### Problem:
Images appear in the records below; leave them out and repeat everything else exactly.

** BEGIN Material to process **

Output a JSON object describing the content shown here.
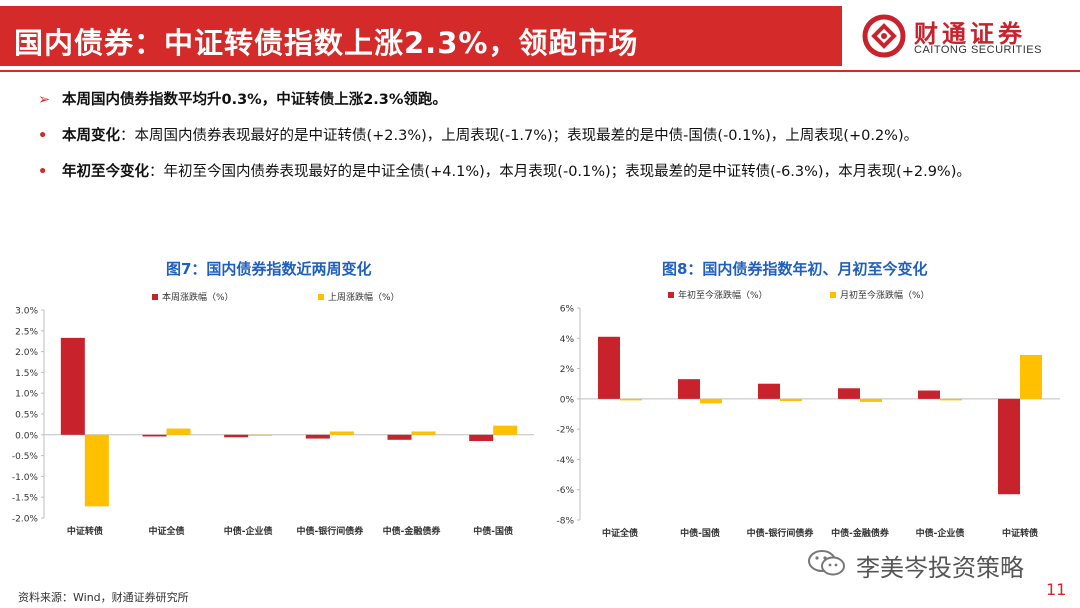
{
  "header": {
    "title": "国内债券：中证转债指数上涨2.3%，领跑市场",
    "logo_cn": "财通证券",
    "logo_en": "CAITONG SECURITIES"
  },
  "bullets": {
    "summary": "本周国内债券指数平均升0.3%，中证转债上涨2.3%领跑。",
    "weekly_label": "本周变化",
    "weekly_text": "：本周国内债券表现最好的是中证转债(+2.3%)，上周表现(-1.7%)；表现最差的是中债-国债(-0.1%)，上周表现(+0.2%)。",
    "ytd_label": "年初至今变化",
    "ytd_text": "：年初至今国内债券表现最好的是中证全债(+4.1%)，本月表现(-0.1%)；表现最差的是中证转债(-6.3%)，本月表现(+2.9%)。"
  },
  "colors": {
    "red": "#c8232c",
    "yellow": "#ffc000",
    "brand": "#d42a2a",
    "title_blue": "#1f5fbf"
  },
  "chart_data": [
    {
      "type": "bar",
      "title": "图7：国内债券指数近两周变化",
      "categories": [
        "中证转债",
        "中证全债",
        "中债-企业债",
        "中债-银行间债券",
        "中债-金融债券",
        "中债-国债"
      ],
      "series": [
        {
          "name": "本周涨跌幅（%）",
          "values": [
            2.33,
            -0.04,
            -0.06,
            -0.09,
            -0.12,
            -0.15
          ]
        },
        {
          "name": "上周涨跌幅（%）",
          "values": [
            -1.72,
            0.15,
            -0.02,
            0.08,
            0.08,
            0.22
          ]
        }
      ],
      "ylim": [
        -2.0,
        3.0
      ],
      "yticks": [
        "3.0%",
        "2.5%",
        "2.0%",
        "1.5%",
        "1.0%",
        "0.5%",
        "0.0%",
        "-0.5%",
        "-1.0%",
        "-1.5%",
        "-2.0%"
      ],
      "legend": "top",
      "grid": false
    },
    {
      "type": "bar",
      "title": "图8：国内债券指数年初、月初至今变化",
      "categories": [
        "中证全债",
        "中债-国债",
        "中债-银行间债券",
        "中债-金融债券",
        "中债-企业债",
        "中证转债"
      ],
      "series": [
        {
          "name": "年初至今涨跌幅（%）",
          "values": [
            4.1,
            1.3,
            1.0,
            0.7,
            0.55,
            -6.3
          ]
        },
        {
          "name": "月初至今涨跌幅（%）",
          "values": [
            -0.1,
            -0.3,
            -0.15,
            -0.2,
            -0.1,
            2.9
          ]
        }
      ],
      "ylim": [
        -8,
        6
      ],
      "yticks": [
        "6%",
        "4%",
        "2%",
        "0%",
        "-2%",
        "-4%",
        "-6%",
        "-8%"
      ],
      "legend": "top",
      "grid": false
    }
  ],
  "footer": {
    "source": "资料来源：Wind，财通证券研究所",
    "page": "11",
    "watermark": "李美岑投资策略"
  }
}
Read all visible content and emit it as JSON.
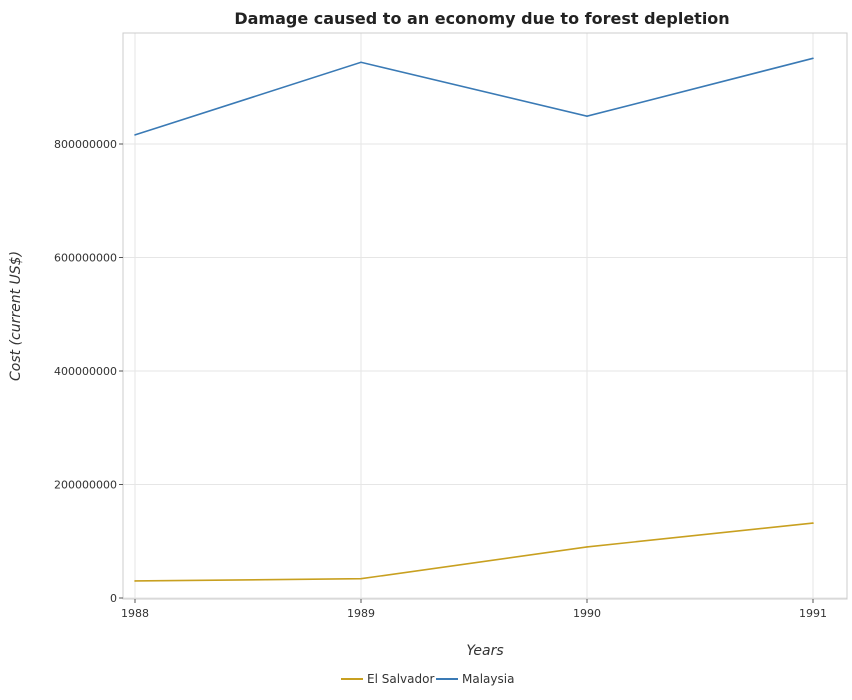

** END Material to process **

### Answer to this problem:
Output a JSON object describing the content shown here.
{
  "header": {
    "title": "国内债券：中证转债指数上涨2.3%，领跑市场",
    "logo_cn": "财通证券",
    "logo_en": "CAITONG SECURITIES"
  },
  "bullets": {
    "summary": "本周国内债券指数平均升0.3%，中证转债上涨2.3%领跑。",
    "weekly_label": "本周变化",
    "weekly_text": "：本周国内债券表现最好的是中证转债(+2.3%)，上周表现(-1.7%)；表现最差的是中债-国债(-0.1%)，上周表现(+0.2%)。",
    "ytd_label": "年初至今变化",
    "ytd_text": "：年初至今国内债券表现最好的是中证全债(+4.1%)，本月表现(-0.1%)；表现最差的是中证转债(-6.3%)，本月表现(+2.9%)。"
  },
  "colors": {
    "red": "#c8232c",
    "yellow": "#ffc000",
    "brand": "#d42a2a",
    "title_blue": "#1f5fbf"
  },
  "chart_data": [
    {
      "type": "bar",
      "title": "图7：国内债券指数近两周变化",
      "categories": [
        "中证转债",
        "中证全债",
        "中债-企业债",
        "中债-银行间债券",
        "中债-金融债券",
        "中债-国债"
      ],
      "series": [
        {
          "name": "本周涨跌幅（%）",
          "values": [
            2.33,
            -0.04,
            -0.06,
            -0.09,
            -0.12,
            -0.15
          ]
        },
        {
          "name": "上周涨跌幅（%）",
          "values": [
            -1.72,
            0.15,
            -0.02,
            0.08,
            0.08,
            0.22
          ]
        }
      ],
      "ylim": [
        -2.0,
        3.0
      ],
      "yticks": [
        "3.0%",
        "2.5%",
        "2.0%",
        "1.5%",
        "1.0%",
        "0.5%",
        "0.0%",
        "-0.5%",
        "-1.0%",
        "-1.5%",
        "-2.0%"
      ],
      "legend": "top",
      "grid": false
    },
    {
      "type": "bar",
      "title": "图8：国内债券指数年初、月初至今变化",
      "categories": [
        "中证全债",
        "中债-国债",
        "中债-银行间债券",
        "中债-金融债券",
        "中债-企业债",
        "中证转债"
      ],
      "series": [
        {
          "name": "年初至今涨跌幅（%）",
          "values": [
            4.1,
            1.3,
            1.0,
            0.7,
            0.55,
            -6.3
          ]
        },
        {
          "name": "月初至今涨跌幅（%）",
          "values": [
            -0.1,
            -0.3,
            -0.15,
            -0.2,
            -0.1,
            2.9
          ]
        }
      ],
      "ylim": [
        -8,
        6
      ],
      "yticks": [
        "6%",
        "4%",
        "2%",
        "0%",
        "-2%",
        "-4%",
        "-6%",
        "-8%"
      ],
      "legend": "top",
      "grid": false
    }
  ],
  "footer": {
    "source": "资料来源：Wind，财通证券研究所",
    "page": "11",
    "watermark": "李美岑投资策略"
  }
}
Read all visible content and emit it as JSON.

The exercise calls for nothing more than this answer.